---------- Data for this exercise ----------

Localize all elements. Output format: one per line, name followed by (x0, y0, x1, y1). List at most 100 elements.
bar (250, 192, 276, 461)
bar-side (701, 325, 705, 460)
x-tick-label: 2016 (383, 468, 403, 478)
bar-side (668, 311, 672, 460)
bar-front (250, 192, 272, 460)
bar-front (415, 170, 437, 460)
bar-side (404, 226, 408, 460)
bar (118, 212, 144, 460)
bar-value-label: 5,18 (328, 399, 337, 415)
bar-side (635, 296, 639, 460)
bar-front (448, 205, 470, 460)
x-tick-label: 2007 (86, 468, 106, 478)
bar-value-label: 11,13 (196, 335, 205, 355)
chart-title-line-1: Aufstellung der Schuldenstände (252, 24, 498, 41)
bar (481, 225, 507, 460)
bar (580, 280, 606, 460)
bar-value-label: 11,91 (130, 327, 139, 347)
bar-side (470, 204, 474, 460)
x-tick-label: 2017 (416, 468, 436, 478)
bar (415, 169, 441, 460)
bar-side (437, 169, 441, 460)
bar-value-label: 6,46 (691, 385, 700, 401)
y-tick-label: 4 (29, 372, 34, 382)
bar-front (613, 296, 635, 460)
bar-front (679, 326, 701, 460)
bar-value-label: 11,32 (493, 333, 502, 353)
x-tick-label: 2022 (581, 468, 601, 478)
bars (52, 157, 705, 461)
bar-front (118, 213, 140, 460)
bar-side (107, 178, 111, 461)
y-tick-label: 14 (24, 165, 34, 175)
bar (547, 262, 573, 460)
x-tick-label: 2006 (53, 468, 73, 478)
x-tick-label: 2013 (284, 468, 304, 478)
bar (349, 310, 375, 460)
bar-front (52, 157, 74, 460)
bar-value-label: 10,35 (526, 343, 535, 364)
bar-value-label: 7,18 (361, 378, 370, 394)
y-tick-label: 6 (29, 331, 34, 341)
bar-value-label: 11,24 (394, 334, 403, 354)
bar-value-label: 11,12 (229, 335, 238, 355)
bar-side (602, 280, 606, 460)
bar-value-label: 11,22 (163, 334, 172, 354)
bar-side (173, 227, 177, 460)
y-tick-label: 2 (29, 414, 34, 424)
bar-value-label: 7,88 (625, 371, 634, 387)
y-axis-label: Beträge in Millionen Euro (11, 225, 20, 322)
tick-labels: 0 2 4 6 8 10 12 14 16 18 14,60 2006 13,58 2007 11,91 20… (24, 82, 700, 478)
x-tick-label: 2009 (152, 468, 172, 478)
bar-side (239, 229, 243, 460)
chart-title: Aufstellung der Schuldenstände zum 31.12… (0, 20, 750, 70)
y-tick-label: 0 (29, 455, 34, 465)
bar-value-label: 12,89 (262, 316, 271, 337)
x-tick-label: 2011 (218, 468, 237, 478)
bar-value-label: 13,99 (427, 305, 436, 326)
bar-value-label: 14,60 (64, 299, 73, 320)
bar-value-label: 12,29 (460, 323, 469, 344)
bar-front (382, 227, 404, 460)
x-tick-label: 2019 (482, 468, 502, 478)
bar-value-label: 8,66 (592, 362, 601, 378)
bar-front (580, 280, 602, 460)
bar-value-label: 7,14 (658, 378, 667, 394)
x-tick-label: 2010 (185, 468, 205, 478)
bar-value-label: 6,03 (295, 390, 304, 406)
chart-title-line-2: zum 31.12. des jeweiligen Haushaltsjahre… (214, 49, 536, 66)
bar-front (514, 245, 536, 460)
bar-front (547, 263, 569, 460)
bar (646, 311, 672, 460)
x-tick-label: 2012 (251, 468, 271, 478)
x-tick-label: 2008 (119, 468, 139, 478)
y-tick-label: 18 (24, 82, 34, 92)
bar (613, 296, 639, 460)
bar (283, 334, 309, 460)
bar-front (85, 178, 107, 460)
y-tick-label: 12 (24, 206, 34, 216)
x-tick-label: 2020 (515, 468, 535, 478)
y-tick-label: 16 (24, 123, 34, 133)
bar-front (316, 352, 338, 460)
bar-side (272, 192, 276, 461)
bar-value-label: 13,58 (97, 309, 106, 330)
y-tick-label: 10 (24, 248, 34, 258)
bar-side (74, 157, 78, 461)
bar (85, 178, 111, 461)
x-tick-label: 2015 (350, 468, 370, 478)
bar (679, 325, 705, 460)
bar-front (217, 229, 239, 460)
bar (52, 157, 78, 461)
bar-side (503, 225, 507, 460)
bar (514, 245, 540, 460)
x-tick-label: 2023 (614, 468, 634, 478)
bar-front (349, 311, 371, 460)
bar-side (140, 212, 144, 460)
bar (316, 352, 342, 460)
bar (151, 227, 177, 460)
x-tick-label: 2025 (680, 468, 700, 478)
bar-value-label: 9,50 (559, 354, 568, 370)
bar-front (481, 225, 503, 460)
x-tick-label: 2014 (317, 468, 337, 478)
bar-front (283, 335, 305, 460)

----------

Return every line of the data above without any change, keeping the original order.

Localize all elements. Output format: one per line, name followed by (x0, y0, x1, y1). List at most 100 elements.
bar (250, 192, 276, 461)
bar-side (701, 325, 705, 460)
x-tick-label: 2016 (383, 468, 403, 478)
bar-side (668, 311, 672, 460)
bar-front (250, 192, 272, 460)
bar-front (415, 170, 437, 460)
bar-side (404, 226, 408, 460)
bar (118, 212, 144, 460)
bar-value-label: 5,18 (328, 399, 337, 415)
bar-side (635, 296, 639, 460)
bar-front (448, 205, 470, 460)
x-tick-label: 2007 (86, 468, 106, 478)
bar-value-label: 11,13 (196, 335, 205, 355)
chart-title-line-1: Aufstellung der Schuldenstände (252, 24, 498, 41)
bar (481, 225, 507, 460)
bar (580, 280, 606, 460)
bar-value-label: 11,91 (130, 327, 139, 347)
bar-side (470, 204, 474, 460)
x-tick-label: 2017 (416, 468, 436, 478)
bar (415, 169, 441, 460)
bar-side (437, 169, 441, 460)
bar-value-label: 6,46 (691, 385, 700, 401)
y-tick-label: 4 (29, 372, 34, 382)
bar-front (613, 296, 635, 460)
bar-front (679, 326, 701, 460)
bar-value-label: 11,32 (493, 333, 502, 353)
x-tick-label: 2022 (581, 468, 601, 478)
bars (52, 157, 705, 461)
bar-front (118, 213, 140, 460)
bar-side (107, 178, 111, 461)
y-tick-label: 14 (24, 165, 34, 175)
bar (547, 262, 573, 460)
x-tick-label: 2006 (53, 468, 73, 478)
x-tick-label: 2013 (284, 468, 304, 478)
bar (349, 310, 375, 460)
bar-front (52, 157, 74, 460)
bar-value-label: 10,35 (526, 343, 535, 364)
bar-value-label: 7,18 (361, 378, 370, 394)
y-tick-label: 6 (29, 331, 34, 341)
bar-value-label: 11,24 (394, 334, 403, 354)
bar-value-label: 11,12 (229, 335, 238, 355)
bar-side (602, 280, 606, 460)
bar-value-label: 11,22 (163, 334, 172, 354)
bar-side (173, 227, 177, 460)
y-tick-label: 2 (29, 414, 34, 424)
bar-value-label: 7,88 (625, 371, 634, 387)
y-axis-label: Beträge in Millionen Euro (11, 225, 20, 322)
tick-labels: 0 2 4 6 8 10 12 14 16 18 14,60 2006 13,58 2007 11,91 20… (24, 82, 700, 478)
x-tick-label: 2009 (152, 468, 172, 478)
bar-side (239, 229, 243, 460)
chart-title: Aufstellung der Schuldenstände zum 31.12… (0, 20, 750, 70)
y-tick-label: 0 (29, 455, 34, 465)
bar-value-label: 12,89 (262, 316, 271, 337)
x-tick-label: 2011 (218, 468, 237, 478)
bar-value-label: 13,99 (427, 305, 436, 326)
bar-value-label: 14,60 (64, 299, 73, 320)
bar-value-label: 12,29 (460, 323, 469, 344)
bar-front (382, 227, 404, 460)
x-tick-label: 2019 (482, 468, 502, 478)
bar-value-label: 8,66 (592, 362, 601, 378)
bar-front (580, 280, 602, 460)
bar-value-label: 7,14 (658, 378, 667, 394)
x-tick-label: 2010 (185, 468, 205, 478)
bar-value-label: 6,03 (295, 390, 304, 406)
chart-title-line-2: zum 31.12. des jeweiligen Haushaltsjahre… (214, 49, 536, 66)
bar-front (514, 245, 536, 460)
bar-front (547, 263, 569, 460)
bar (646, 311, 672, 460)
x-tick-label: 2012 (251, 468, 271, 478)
x-tick-label: 2008 (119, 468, 139, 478)
y-tick-label: 18 (24, 82, 34, 92)
bar (613, 296, 639, 460)
bar (283, 334, 309, 460)
bar-front (85, 178, 107, 460)
y-tick-label: 12 (24, 206, 34, 216)
x-tick-label: 2020 (515, 468, 535, 478)
y-tick-label: 16 (24, 123, 34, 133)
bar-front (316, 352, 338, 460)
bar-side (272, 192, 276, 461)
bar-value-label: 13,58 (97, 309, 106, 330)
y-tick-label: 10 (24, 248, 34, 258)
bar-side (74, 157, 78, 461)
bar (85, 178, 111, 461)
x-tick-label: 2015 (350, 468, 370, 478)
bar (679, 325, 705, 460)
bar-front (217, 229, 239, 460)
bar (52, 157, 78, 461)
bar-side (503, 225, 507, 460)
bar (514, 245, 540, 460)
x-tick-label: 2023 (614, 468, 634, 478)
bar-front (349, 311, 371, 460)
bar-side (140, 212, 144, 460)
bar (316, 352, 342, 460)
bar (151, 227, 177, 460)
x-tick-label: 2025 (680, 468, 700, 478)
bar-value-label: 9,50 (559, 354, 568, 370)
bar-front (481, 225, 503, 460)
x-tick-label: 2014 (317, 468, 337, 478)
bar-front (283, 335, 305, 460)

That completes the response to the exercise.